Dataset entries —
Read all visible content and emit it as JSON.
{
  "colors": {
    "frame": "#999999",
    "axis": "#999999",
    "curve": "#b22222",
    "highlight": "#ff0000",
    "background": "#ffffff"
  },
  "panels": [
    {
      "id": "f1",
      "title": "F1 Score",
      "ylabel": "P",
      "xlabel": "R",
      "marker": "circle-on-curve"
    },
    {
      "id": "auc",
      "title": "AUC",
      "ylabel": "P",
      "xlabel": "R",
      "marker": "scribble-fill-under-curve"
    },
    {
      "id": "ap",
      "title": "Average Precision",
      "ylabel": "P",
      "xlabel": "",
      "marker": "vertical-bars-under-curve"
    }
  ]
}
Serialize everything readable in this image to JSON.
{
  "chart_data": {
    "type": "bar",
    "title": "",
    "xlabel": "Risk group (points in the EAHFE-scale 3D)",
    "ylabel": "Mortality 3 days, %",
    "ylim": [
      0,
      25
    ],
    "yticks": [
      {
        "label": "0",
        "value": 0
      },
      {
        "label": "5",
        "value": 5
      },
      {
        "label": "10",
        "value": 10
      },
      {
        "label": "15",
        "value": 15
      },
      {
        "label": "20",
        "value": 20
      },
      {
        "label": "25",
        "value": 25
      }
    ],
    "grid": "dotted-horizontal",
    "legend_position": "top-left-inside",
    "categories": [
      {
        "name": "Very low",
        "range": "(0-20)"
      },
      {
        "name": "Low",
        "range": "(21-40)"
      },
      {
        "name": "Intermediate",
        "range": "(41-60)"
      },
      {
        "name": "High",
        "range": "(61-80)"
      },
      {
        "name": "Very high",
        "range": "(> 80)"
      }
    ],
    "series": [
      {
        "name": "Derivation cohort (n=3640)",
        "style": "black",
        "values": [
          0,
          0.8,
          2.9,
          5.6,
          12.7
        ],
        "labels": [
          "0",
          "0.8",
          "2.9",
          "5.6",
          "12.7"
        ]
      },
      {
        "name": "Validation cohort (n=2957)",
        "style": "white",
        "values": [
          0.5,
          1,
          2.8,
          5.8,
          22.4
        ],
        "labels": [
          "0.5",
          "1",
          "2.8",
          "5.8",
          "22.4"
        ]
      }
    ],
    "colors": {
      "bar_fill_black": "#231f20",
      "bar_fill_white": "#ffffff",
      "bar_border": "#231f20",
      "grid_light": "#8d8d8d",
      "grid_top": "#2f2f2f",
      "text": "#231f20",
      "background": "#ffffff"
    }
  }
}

Given exercise —
Return the entries above exactly, each one complete.

Written answer —
Read all visible content and emit it as JSON.
{
  "colors": {
    "frame": "#999999",
    "axis": "#999999",
    "curve": "#b22222",
    "highlight": "#ff0000",
    "background": "#ffffff"
  },
  "panels": [
    {
      "id": "f1",
      "title": "F1 Score",
      "ylabel": "P",
      "xlabel": "R",
      "marker": "circle-on-curve"
    },
    {
      "id": "auc",
      "title": "AUC",
      "ylabel": "P",
      "xlabel": "R",
      "marker": "scribble-fill-under-curve"
    },
    {
      "id": "ap",
      "title": "Average Precision",
      "ylabel": "P",
      "xlabel": "",
      "marker": "vertical-bars-under-curve"
    }
  ]
}
Serialize everything readable in this image to JSON.
{
  "chart_data": {
    "type": "bar",
    "title": "",
    "xlabel": "Risk group (points in the EAHFE-scale 3D)",
    "ylabel": "Mortality 3 days, %",
    "ylim": [
      0,
      25
    ],
    "yticks": [
      {
        "label": "0",
        "value": 0
      },
      {
        "label": "5",
        "value": 5
      },
      {
        "label": "10",
        "value": 10
      },
      {
        "label": "15",
        "value": 15
      },
      {
        "label": "20",
        "value": 20
      },
      {
        "label": "25",
        "value": 25
      }
    ],
    "grid": "dotted-horizontal",
    "legend_position": "top-left-inside",
    "categories": [
      {
        "name": "Very low",
        "range": "(0-20)"
      },
      {
        "name": "Low",
        "range": "(21-40)"
      },
      {
        "name": "Intermediate",
        "range": "(41-60)"
      },
      {
        "name": "High",
        "range": "(61-80)"
      },
      {
        "name": "Very high",
        "range": "(> 80)"
      }
    ],
    "series": [
      {
        "name": "Derivation cohort (n=3640)",
        "style": "black",
        "values": [
          0,
          0.8,
          2.9,
          5.6,
          12.7
        ],
        "labels": [
          "0",
          "0.8",
          "2.9",
          "5.6",
          "12.7"
        ]
      },
      {
        "name": "Validation cohort (n=2957)",
        "style": "white",
        "values": [
          0.5,
          1,
          2.8,
          5.8,
          22.4
        ],
        "labels": [
          "0.5",
          "1",
          "2.8",
          "5.8",
          "22.4"
        ]
      }
    ],
    "colors": {
      "bar_fill_black": "#231f20",
      "bar_fill_white": "#ffffff",
      "bar_border": "#231f20",
      "grid_light": "#8d8d8d",
      "grid_top": "#2f2f2f",
      "text": "#231f20",
      "background": "#ffffff"
    }
  }
}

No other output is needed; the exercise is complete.